» What to work on:
Every line containing the word "text" needs to be found and copied.

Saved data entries
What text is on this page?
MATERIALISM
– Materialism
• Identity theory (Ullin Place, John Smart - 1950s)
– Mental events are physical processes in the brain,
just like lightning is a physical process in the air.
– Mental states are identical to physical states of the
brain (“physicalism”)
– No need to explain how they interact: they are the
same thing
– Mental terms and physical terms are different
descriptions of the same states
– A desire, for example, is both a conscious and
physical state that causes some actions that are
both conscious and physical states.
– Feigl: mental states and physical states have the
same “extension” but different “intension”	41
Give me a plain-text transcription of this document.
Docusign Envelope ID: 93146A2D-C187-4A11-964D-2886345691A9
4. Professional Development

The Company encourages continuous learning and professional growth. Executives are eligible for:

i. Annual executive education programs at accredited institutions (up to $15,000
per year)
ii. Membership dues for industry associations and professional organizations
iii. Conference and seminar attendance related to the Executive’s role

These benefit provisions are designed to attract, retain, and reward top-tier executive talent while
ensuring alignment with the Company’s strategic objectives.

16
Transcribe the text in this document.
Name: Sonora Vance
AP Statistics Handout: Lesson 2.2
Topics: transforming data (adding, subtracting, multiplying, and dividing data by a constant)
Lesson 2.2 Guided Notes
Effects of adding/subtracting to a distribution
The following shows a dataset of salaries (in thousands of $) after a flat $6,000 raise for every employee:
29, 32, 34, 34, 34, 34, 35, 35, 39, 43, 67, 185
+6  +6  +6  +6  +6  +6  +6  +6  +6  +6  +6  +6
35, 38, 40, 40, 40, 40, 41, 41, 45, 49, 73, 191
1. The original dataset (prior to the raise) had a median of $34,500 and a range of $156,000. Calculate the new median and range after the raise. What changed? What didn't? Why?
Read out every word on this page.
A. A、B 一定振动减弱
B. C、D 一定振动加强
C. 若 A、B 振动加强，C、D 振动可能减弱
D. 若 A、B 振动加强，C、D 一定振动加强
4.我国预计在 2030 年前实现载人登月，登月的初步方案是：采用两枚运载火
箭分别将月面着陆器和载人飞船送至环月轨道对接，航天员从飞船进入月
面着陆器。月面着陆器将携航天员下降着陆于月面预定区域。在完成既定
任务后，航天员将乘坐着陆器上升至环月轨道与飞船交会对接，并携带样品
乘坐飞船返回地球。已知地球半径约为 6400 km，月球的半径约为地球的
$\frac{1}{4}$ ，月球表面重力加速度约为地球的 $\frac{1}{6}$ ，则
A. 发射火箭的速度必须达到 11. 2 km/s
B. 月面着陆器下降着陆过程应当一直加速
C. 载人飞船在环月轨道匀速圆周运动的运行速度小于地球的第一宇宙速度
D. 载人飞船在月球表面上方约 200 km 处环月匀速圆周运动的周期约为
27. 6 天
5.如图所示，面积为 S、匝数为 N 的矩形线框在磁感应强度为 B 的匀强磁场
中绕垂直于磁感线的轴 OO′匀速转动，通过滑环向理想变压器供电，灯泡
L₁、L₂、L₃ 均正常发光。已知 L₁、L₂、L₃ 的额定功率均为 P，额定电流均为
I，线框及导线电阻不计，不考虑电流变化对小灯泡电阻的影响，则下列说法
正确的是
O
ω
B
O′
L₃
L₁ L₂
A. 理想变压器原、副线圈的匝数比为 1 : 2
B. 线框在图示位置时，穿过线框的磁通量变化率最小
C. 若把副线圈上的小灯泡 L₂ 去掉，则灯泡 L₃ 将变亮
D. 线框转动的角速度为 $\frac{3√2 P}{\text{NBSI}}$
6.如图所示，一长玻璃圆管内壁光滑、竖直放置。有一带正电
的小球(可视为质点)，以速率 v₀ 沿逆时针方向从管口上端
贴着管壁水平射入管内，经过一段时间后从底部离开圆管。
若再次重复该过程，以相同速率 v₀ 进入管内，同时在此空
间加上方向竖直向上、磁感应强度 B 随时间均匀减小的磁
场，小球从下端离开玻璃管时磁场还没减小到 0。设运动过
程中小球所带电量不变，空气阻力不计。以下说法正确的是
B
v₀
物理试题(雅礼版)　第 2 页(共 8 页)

» Completed exercise:
What text is on this page?
Give me a plain-text transcription of this document.
Transcribe the text in this document.
D. 线框转动的角速度为 $\frac{3√2 P}{\text{NBSI}}$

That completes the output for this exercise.